Work required ▸
All of the data should be output character for character, except the pictures.
↓↓↓
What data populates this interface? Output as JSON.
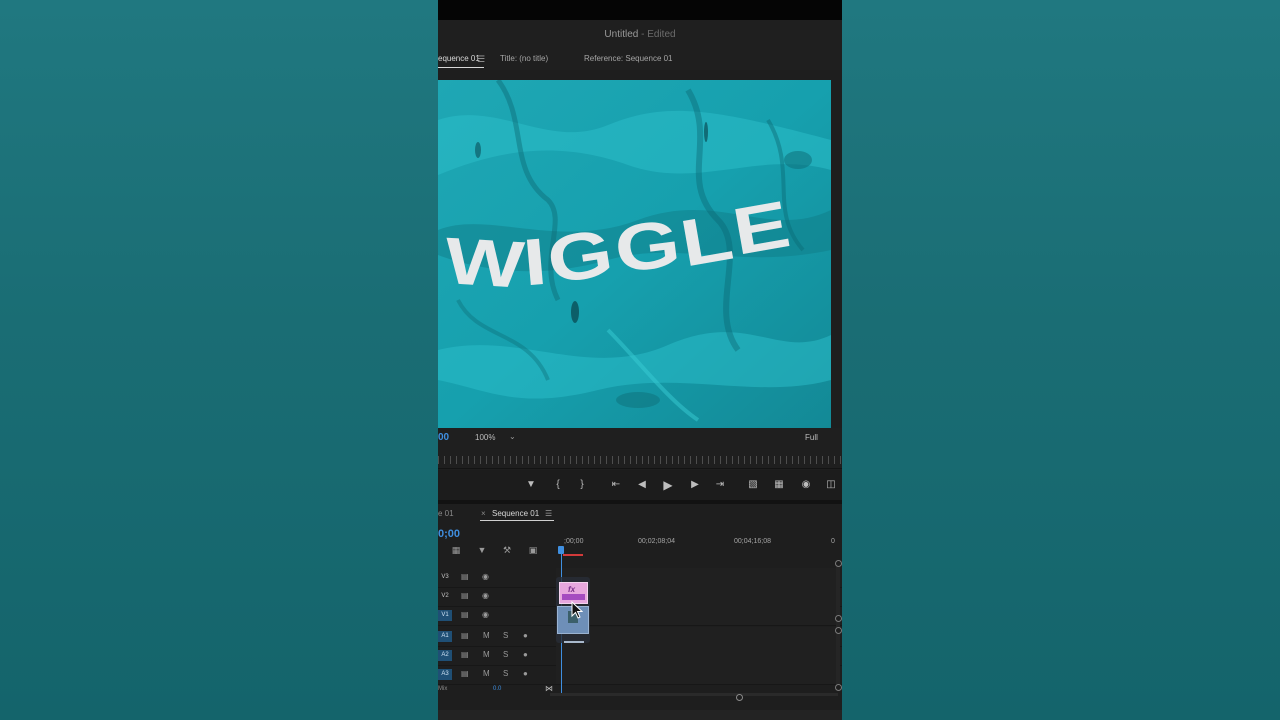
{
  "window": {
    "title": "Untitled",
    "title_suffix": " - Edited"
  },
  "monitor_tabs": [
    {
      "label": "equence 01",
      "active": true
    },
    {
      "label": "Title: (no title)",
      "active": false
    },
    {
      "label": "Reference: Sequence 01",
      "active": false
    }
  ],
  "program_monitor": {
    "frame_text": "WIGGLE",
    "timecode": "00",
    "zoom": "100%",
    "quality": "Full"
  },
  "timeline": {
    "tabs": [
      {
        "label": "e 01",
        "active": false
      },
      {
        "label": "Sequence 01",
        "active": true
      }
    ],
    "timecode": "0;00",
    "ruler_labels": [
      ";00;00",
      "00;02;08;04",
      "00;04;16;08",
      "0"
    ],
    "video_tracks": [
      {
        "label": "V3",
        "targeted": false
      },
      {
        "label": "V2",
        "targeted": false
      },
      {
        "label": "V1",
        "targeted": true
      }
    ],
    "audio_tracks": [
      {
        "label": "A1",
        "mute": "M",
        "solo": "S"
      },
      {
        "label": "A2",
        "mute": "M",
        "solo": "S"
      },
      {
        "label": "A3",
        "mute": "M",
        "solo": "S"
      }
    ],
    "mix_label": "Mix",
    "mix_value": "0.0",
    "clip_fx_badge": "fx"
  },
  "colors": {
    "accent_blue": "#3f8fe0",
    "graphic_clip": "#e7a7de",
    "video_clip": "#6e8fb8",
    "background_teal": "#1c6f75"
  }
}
↑↑↑
Expected answer ▸
What data populates this interface? Output as JSON.
{
  "window": {
    "title": "Untitled",
    "title_suffix": " - Edited"
  },
  "monitor_tabs": [
    {
      "label": "equence 01",
      "active": true
    },
    {
      "label": "Title: (no title)",
      "active": false
    },
    {
      "label": "Reference: Sequence 01",
      "active": false
    }
  ],
  "program_monitor": {
    "frame_text": "WIGGLE",
    "timecode": "00",
    "zoom": "100%",
    "quality": "Full"
  },
  "timeline": {
    "tabs": [
      {
        "label": "e 01",
        "active": false
      },
      {
        "label": "Sequence 01",
        "active": true
      }
    ],
    "timecode": "0;00",
    "ruler_labels": [
      ";00;00",
      "00;02;08;04",
      "00;04;16;08",
      "0"
    ],
    "video_tracks": [
      {
        "label": "V3",
        "targeted": false
      },
      {
        "label": "V2",
        "targeted": false
      },
      {
        "label": "V1",
        "targeted": true
      }
    ],
    "audio_tracks": [
      {
        "label": "A1",
        "mute": "M",
        "solo": "S"
      },
      {
        "label": "A2",
        "mute": "M",
        "solo": "S"
      },
      {
        "label": "A3",
        "mute": "M",
        "solo": "S"
      }
    ],
    "mix_label": "Mix",
    "mix_value": "0.0",
    "clip_fx_badge": "fx"
  },
  "colors": {
    "accent_blue": "#3f8fe0",
    "graphic_clip": "#e7a7de",
    "video_clip": "#6e8fb8",
    "background_teal": "#1c6f75"
  }
}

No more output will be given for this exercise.